Do this :: Return every line of the data below that includes the string "website".

Dataset items:

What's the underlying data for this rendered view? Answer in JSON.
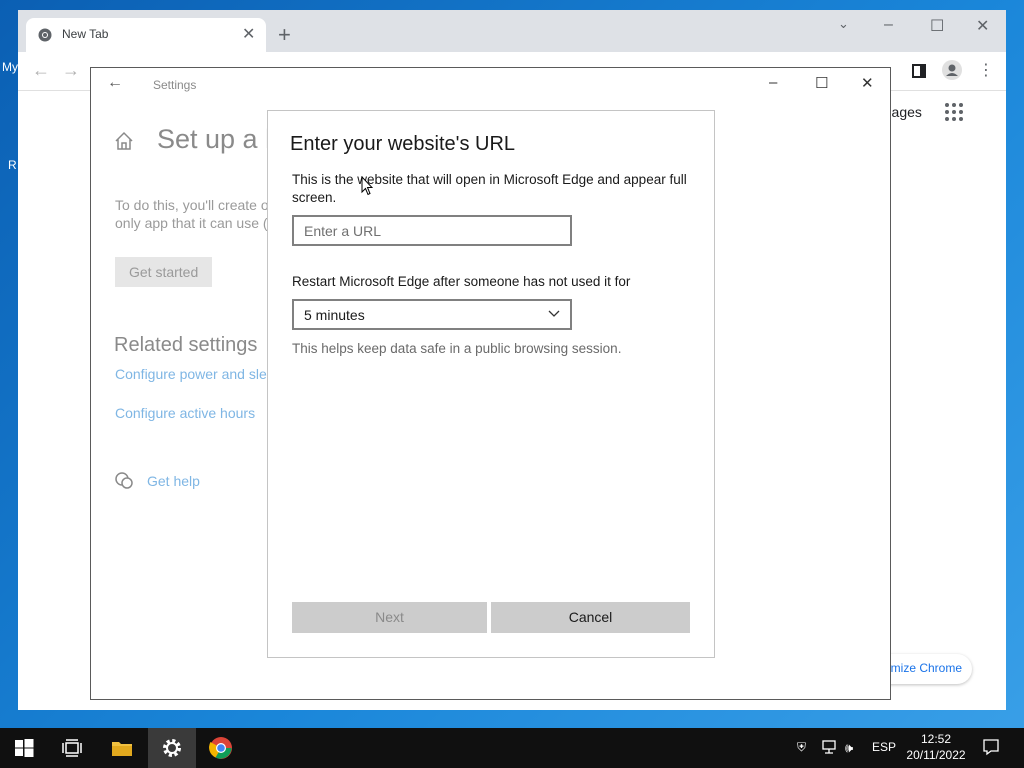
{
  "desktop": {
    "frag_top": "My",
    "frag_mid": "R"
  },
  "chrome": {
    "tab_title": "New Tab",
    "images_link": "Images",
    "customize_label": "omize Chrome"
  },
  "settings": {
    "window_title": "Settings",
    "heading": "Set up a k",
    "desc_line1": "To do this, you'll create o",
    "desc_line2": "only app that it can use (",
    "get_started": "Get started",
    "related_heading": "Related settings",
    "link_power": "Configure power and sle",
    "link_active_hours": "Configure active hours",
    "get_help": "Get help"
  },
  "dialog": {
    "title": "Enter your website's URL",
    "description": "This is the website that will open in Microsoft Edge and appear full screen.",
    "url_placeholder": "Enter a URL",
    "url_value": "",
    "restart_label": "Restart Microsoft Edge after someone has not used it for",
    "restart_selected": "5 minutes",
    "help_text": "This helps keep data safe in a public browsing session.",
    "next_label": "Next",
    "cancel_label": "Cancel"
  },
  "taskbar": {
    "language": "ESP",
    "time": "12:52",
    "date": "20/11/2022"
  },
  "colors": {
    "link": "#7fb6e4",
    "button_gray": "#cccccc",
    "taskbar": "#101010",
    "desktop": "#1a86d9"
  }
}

==

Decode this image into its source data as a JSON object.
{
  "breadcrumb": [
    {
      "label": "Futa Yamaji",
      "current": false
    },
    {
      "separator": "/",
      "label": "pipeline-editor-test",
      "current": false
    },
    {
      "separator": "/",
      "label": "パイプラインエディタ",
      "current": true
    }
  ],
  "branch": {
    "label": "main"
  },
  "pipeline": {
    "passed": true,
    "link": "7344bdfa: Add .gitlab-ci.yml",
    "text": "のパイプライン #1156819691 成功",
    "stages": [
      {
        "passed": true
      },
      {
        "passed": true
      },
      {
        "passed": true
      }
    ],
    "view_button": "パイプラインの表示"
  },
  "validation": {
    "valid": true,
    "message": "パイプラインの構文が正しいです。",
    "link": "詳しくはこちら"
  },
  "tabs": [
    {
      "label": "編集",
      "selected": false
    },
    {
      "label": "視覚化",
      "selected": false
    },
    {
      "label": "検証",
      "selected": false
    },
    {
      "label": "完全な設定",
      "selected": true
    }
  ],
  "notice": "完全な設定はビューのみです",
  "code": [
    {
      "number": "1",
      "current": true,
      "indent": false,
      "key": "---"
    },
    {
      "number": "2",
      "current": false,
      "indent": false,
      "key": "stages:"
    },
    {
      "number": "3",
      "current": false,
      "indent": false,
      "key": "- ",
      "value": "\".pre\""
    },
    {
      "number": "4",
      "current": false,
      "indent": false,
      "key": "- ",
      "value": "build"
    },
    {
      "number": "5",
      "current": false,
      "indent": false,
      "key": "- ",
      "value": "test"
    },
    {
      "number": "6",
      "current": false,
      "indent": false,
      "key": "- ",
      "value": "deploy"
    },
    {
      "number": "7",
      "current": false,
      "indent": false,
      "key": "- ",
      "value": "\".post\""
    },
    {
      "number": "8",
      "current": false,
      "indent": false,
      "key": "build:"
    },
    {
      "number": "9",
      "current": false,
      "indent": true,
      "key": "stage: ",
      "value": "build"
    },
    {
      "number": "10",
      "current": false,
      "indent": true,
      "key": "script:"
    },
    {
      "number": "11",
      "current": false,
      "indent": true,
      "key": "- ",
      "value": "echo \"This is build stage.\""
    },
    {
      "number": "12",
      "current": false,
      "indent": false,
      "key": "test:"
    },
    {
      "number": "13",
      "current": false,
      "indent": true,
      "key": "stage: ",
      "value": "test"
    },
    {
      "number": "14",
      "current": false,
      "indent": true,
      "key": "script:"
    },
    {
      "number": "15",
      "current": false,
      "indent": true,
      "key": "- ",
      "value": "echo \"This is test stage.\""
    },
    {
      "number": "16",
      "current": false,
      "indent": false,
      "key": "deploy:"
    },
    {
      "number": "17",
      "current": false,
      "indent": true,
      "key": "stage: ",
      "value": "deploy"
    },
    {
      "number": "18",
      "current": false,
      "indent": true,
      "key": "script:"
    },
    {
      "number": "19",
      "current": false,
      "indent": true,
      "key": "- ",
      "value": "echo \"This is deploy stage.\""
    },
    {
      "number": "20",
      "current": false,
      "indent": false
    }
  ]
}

Response to this exercise ::
    "title": "Enter your website's URL",
    "description": "This is the website that will open in Microsoft Edge and appear full screen.",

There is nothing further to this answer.